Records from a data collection
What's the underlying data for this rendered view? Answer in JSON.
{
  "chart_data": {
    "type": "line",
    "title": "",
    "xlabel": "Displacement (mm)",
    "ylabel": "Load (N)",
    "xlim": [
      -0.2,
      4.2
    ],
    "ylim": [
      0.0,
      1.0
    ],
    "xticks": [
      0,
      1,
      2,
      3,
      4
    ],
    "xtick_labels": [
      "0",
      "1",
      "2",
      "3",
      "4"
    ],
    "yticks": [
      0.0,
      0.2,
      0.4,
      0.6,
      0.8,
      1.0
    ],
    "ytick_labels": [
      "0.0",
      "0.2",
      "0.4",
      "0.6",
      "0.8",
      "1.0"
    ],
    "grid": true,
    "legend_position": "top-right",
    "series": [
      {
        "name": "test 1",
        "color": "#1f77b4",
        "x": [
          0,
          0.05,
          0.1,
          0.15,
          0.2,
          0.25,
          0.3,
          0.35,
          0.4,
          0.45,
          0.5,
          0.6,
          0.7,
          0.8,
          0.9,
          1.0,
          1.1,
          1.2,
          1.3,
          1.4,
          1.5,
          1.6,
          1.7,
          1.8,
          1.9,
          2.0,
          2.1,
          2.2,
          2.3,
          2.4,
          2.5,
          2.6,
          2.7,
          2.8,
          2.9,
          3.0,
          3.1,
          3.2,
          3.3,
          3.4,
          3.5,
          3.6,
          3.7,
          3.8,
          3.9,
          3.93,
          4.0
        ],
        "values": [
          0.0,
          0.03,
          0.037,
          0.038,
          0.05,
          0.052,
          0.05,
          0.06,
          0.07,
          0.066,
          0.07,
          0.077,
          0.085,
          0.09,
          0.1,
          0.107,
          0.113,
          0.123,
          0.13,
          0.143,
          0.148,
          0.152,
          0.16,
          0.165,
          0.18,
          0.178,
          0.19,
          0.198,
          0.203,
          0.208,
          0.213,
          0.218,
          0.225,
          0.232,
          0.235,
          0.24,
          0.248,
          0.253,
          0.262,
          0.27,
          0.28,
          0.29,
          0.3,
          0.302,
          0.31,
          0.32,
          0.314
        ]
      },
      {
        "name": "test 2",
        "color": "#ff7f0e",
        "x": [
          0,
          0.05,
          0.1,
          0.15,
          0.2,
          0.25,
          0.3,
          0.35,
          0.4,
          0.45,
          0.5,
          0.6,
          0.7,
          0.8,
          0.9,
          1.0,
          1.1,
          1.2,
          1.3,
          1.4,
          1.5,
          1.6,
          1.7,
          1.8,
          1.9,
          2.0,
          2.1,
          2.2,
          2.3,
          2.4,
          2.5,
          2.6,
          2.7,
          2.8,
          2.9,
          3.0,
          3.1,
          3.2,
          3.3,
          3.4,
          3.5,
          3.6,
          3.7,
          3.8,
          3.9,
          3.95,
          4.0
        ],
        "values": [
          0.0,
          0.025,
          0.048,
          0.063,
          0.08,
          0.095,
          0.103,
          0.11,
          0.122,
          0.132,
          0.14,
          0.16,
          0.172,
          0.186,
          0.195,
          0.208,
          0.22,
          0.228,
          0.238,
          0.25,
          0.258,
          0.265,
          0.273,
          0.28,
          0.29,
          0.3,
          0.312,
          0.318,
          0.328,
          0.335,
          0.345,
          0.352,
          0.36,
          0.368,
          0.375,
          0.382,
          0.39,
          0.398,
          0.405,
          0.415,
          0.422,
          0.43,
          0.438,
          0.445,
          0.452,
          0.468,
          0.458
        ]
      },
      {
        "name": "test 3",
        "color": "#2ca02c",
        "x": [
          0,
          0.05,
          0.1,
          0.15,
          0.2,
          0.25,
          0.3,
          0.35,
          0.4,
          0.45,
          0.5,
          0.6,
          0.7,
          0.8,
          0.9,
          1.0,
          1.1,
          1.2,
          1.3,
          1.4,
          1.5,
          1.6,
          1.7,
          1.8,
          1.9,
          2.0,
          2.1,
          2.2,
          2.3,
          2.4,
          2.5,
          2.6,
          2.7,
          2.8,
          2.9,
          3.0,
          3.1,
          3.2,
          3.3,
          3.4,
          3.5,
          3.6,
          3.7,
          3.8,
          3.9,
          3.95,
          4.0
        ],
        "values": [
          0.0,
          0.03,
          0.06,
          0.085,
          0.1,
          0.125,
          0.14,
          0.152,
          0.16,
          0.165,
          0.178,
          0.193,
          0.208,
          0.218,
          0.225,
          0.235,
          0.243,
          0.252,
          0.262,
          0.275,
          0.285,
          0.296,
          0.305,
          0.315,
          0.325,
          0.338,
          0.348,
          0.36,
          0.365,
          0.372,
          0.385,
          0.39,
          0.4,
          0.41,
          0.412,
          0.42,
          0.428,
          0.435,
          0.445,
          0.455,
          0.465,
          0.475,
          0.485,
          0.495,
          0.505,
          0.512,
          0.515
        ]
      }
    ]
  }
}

Task goal> Every entry above needs to be quoted exactly.

Correct answer>
What's the underlying data for this rendered view? Answer in JSON.
{
  "chart_data": {
    "type": "line",
    "title": "",
    "xlabel": "Displacement (mm)",
    "ylabel": "Load (N)",
    "xlim": [
      -0.2,
      4.2
    ],
    "ylim": [
      0.0,
      1.0
    ],
    "xticks": [
      0,
      1,
      2,
      3,
      4
    ],
    "xtick_labels": [
      "0",
      "1",
      "2",
      "3",
      "4"
    ],
    "yticks": [
      0.0,
      0.2,
      0.4,
      0.6,
      0.8,
      1.0
    ],
    "ytick_labels": [
      "0.0",
      "0.2",
      "0.4",
      "0.6",
      "0.8",
      "1.0"
    ],
    "grid": true,
    "legend_position": "top-right",
    "series": [
      {
        "name": "test 1",
        "color": "#1f77b4",
        "x": [
          0,
          0.05,
          0.1,
          0.15,
          0.2,
          0.25,
          0.3,
          0.35,
          0.4,
          0.45,
          0.5,
          0.6,
          0.7,
          0.8,
          0.9,
          1.0,
          1.1,
          1.2,
          1.3,
          1.4,
          1.5,
          1.6,
          1.7,
          1.8,
          1.9,
          2.0,
          2.1,
          2.2,
          2.3,
          2.4,
          2.5,
          2.6,
          2.7,
          2.8,
          2.9,
          3.0,
          3.1,
          3.2,
          3.3,
          3.4,
          3.5,
          3.6,
          3.7,
          3.8,
          3.9,
          3.93,
          4.0
        ],
        "values": [
          0.0,
          0.03,
          0.037,
          0.038,
          0.05,
          0.052,
          0.05,
          0.06,
          0.07,
          0.066,
          0.07,
          0.077,
          0.085,
          0.09,
          0.1,
          0.107,
          0.113,
          0.123,
          0.13,
          0.143,
          0.148,
          0.152,
          0.16,
          0.165,
          0.18,
          0.178,
          0.19,
          0.198,
          0.203,
          0.208,
          0.213,
          0.218,
          0.225,
          0.232,
          0.235,
          0.24,
          0.248,
          0.253,
          0.262,
          0.27,
          0.28,
          0.29,
          0.3,
          0.302,
          0.31,
          0.32,
          0.314
        ]
      },
      {
        "name": "test 2",
        "color": "#ff7f0e",
        "x": [
          0,
          0.05,
          0.1,
          0.15,
          0.2,
          0.25,
          0.3,
          0.35,
          0.4,
          0.45,
          0.5,
          0.6,
          0.7,
          0.8,
          0.9,
          1.0,
          1.1,
          1.2,
          1.3,
          1.4,
          1.5,
          1.6,
          1.7,
          1.8,
          1.9,
          2.0,
          2.1,
          2.2,
          2.3,
          2.4,
          2.5,
          2.6,
          2.7,
          2.8,
          2.9,
          3.0,
          3.1,
          3.2,
          3.3,
          3.4,
          3.5,
          3.6,
          3.7,
          3.8,
          3.9,
          3.95,
          4.0
        ],
        "values": [
          0.0,
          0.025,
          0.048,
          0.063,
          0.08,
          0.095,
          0.103,
          0.11,
          0.122,
          0.132,
          0.14,
          0.16,
          0.172,
          0.186,
          0.195,
          0.208,
          0.22,
          0.228,
          0.238,
          0.25,
          0.258,
          0.265,
          0.273,
          0.28,
          0.29,
          0.3,
          0.312,
          0.318,
          0.328,
          0.335,
          0.345,
          0.352,
          0.36,
          0.368,
          0.375,
          0.382,
          0.39,
          0.398,
          0.405,
          0.415,
          0.422,
          0.43,
          0.438,
          0.445,
          0.452,
          0.468,
          0.458
        ]
      },
      {
        "name": "test 3",
        "color": "#2ca02c",
        "x": [
          0,
          0.05,
          0.1,
          0.15,
          0.2,
          0.25,
          0.3,
          0.35,
          0.4,
          0.45,
          0.5,
          0.6,
          0.7,
          0.8,
          0.9,
          1.0,
          1.1,
          1.2,
          1.3,
          1.4,
          1.5,
          1.6,
          1.7,
          1.8,
          1.9,
          2.0,
          2.1,
          2.2,
          2.3,
          2.4,
          2.5,
          2.6,
          2.7,
          2.8,
          2.9,
          3.0,
          3.1,
          3.2,
          3.3,
          3.4,
          3.5,
          3.6,
          3.7,
          3.8,
          3.9,
          3.95,
          4.0
        ],
        "values": [
          0.0,
          0.03,
          0.06,
          0.085,
          0.1,
          0.125,
          0.14,
          0.152,
          0.16,
          0.165,
          0.178,
          0.193,
          0.208,
          0.218,
          0.225,
          0.235,
          0.243,
          0.252,
          0.262,
          0.275,
          0.285,
          0.296,
          0.305,
          0.315,
          0.325,
          0.338,
          0.348,
          0.36,
          0.365,
          0.372,
          0.385,
          0.39,
          0.4,
          0.41,
          0.412,
          0.42,
          0.428,
          0.435,
          0.445,
          0.455,
          0.465,
          0.475,
          0.485,
          0.495,
          0.505,
          0.512,
          0.515
        ]
      }
    ]
  }
}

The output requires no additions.